◆ Your task ◆
Reproduce the listing below exactly, minus its pictures.

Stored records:
────────────────────────────────────────

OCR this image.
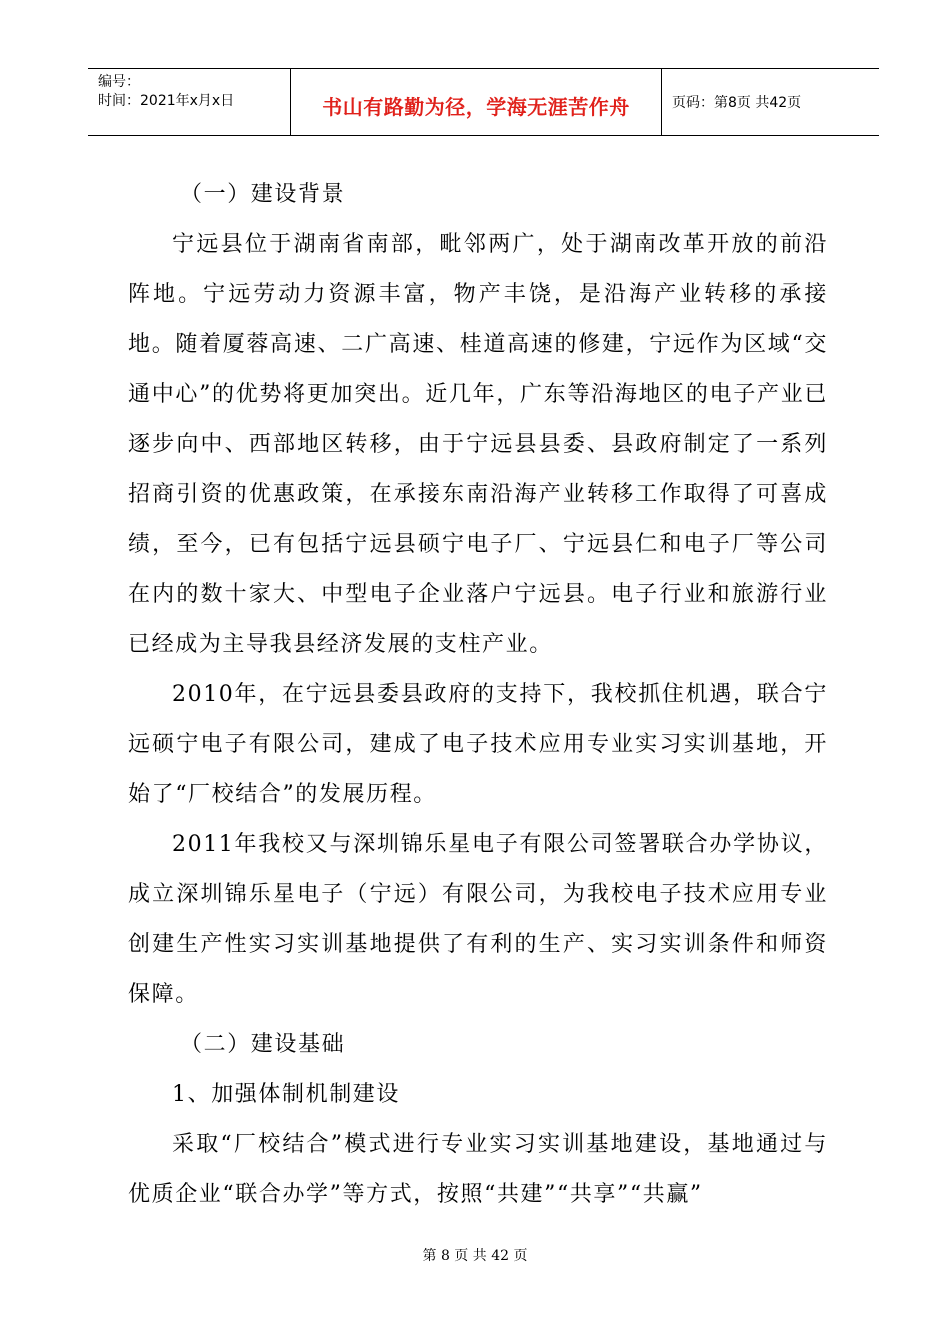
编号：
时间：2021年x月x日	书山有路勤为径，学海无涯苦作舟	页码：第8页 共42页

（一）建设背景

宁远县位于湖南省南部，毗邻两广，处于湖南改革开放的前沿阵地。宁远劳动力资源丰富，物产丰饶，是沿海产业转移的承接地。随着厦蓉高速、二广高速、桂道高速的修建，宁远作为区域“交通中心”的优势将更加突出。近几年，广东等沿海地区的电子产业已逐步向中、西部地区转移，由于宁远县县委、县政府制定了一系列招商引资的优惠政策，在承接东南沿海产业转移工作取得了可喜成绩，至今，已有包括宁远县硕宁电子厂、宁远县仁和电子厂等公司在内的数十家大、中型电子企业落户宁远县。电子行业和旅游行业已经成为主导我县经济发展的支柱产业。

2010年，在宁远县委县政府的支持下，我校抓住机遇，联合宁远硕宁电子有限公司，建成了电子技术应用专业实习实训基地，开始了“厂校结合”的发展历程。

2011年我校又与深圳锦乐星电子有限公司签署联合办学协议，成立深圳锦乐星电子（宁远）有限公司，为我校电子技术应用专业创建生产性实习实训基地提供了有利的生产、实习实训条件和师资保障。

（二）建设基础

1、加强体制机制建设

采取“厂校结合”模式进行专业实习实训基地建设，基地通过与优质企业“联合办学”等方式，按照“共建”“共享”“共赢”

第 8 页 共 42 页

────────────────────────────────────────

◆ Written solution ◆
OCR this image.
编号：
时间：2021年x月x日	书山有路勤为径，学海无涯苦作舟	页码：第8页 共42页

（一）建设背景

宁远县位于湖南省南部，毗邻两广，处于湖南改革开放的前沿阵地。宁远劳动力资源丰富，物产丰饶，是沿海产业转移的承接地。随着厦蓉高速、二广高速、桂道高速的修建，宁远作为区域“交通中心”的优势将更加突出。近几年，广东等沿海地区的电子产业已逐步向中、西部地区转移，由于宁远县县委、县政府制定了一系列招商引资的优惠政策，在承接东南沿海产业转移工作取得了可喜成绩，至今，已有包括宁远县硕宁电子厂、宁远县仁和电子厂等公司在内的数十家大、中型电子企业落户宁远县。电子行业和旅游行业已经成为主导我县经济发展的支柱产业。

2010年，在宁远县委县政府的支持下，我校抓住机遇，联合宁远硕宁电子有限公司，建成了电子技术应用专业实习实训基地，开始了“厂校结合”的发展历程。

2011年我校又与深圳锦乐星电子有限公司签署联合办学协议，成立深圳锦乐星电子（宁远）有限公司，为我校电子技术应用专业创建生产性实习实训基地提供了有利的生产、实习实训条件和师资保障。

（二）建设基础

1、加强体制机制建设

采取“厂校结合”模式进行专业实习实训基地建设，基地通过与优质企业“联合办学”等方式，按照“共建”“共享”“共赢”

第 8 页 共 42 页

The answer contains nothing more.